* Exercise details
Your answer is a single number: the count of lines that contain the string "MOTHER".

--- start of Given data ---

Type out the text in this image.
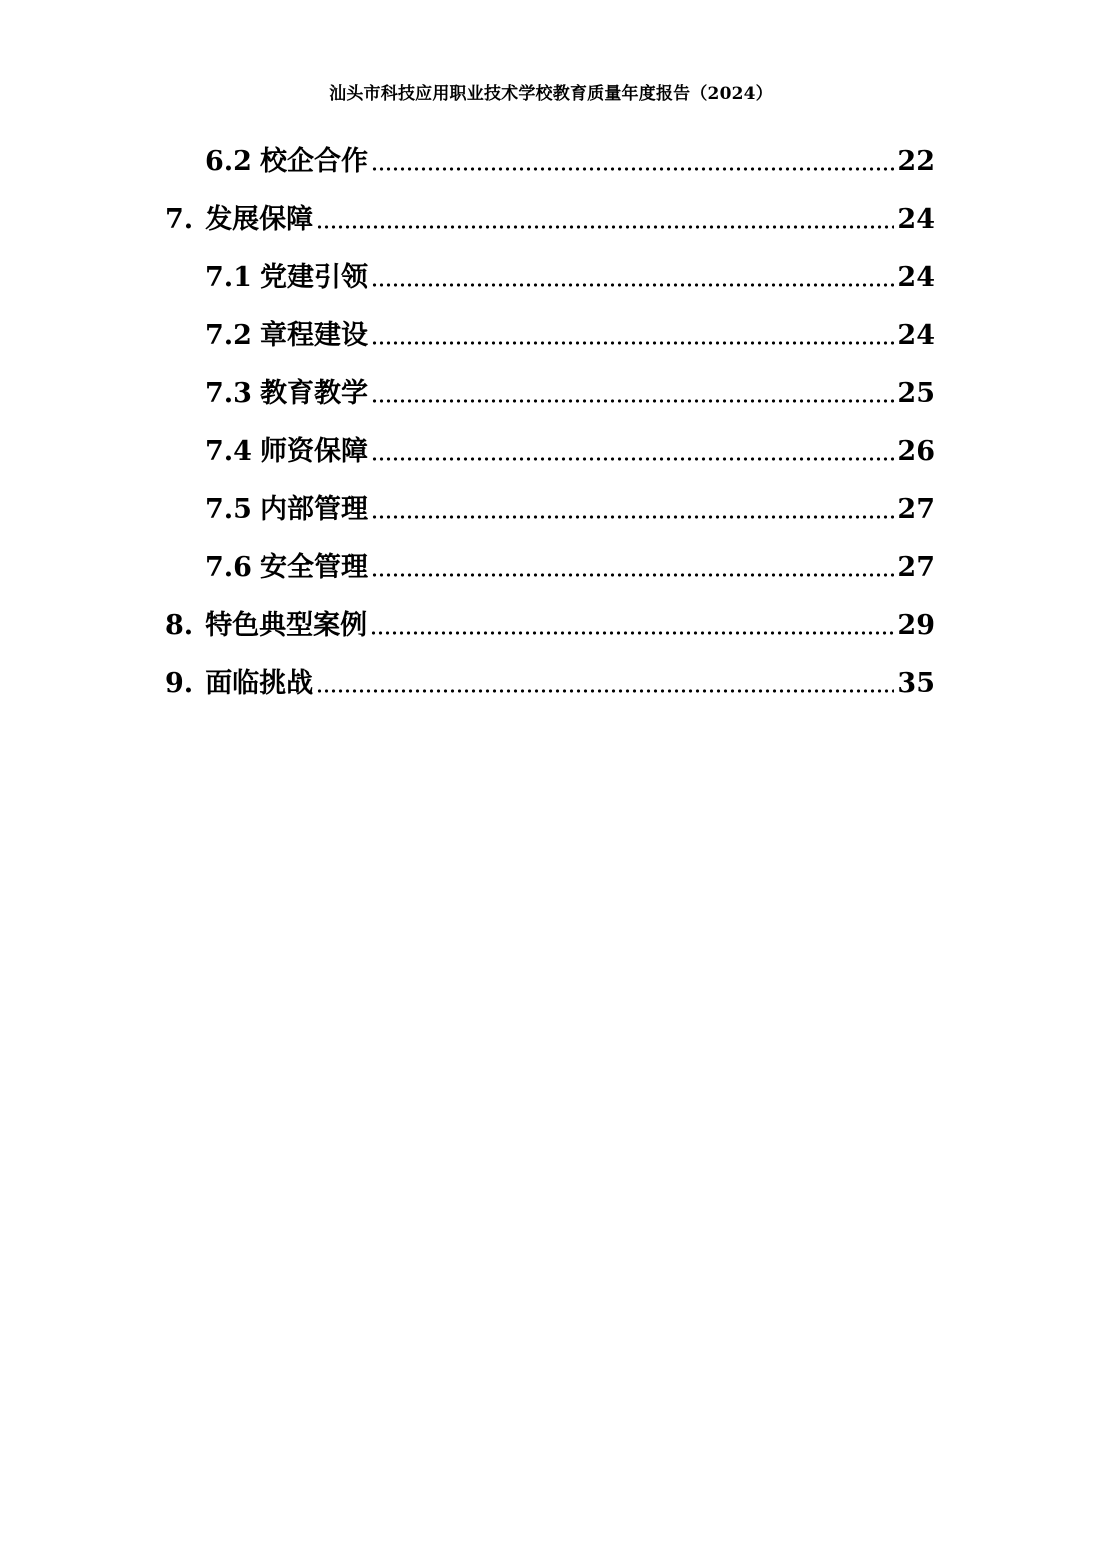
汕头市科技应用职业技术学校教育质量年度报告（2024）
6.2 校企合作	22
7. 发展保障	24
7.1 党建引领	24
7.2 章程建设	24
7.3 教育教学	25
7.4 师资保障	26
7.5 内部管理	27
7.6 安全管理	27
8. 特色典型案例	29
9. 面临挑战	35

--- end of Given data ---
--- start of Given data ---

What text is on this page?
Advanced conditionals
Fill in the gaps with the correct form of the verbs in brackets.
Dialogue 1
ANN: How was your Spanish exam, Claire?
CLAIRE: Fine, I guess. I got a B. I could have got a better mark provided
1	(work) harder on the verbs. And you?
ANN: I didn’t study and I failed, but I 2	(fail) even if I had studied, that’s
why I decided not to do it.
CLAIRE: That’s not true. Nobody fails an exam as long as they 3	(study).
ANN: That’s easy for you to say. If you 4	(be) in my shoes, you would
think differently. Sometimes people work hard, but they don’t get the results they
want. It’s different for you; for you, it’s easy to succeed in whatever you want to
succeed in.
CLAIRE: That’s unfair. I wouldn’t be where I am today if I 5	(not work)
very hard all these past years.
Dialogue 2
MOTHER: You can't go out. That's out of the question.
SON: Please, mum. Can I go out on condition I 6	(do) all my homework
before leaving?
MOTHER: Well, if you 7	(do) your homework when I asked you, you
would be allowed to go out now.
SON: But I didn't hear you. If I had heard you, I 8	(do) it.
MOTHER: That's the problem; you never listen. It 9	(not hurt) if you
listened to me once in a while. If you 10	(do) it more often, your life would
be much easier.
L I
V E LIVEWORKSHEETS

--- end of Given data ---

* Solution for this problem
3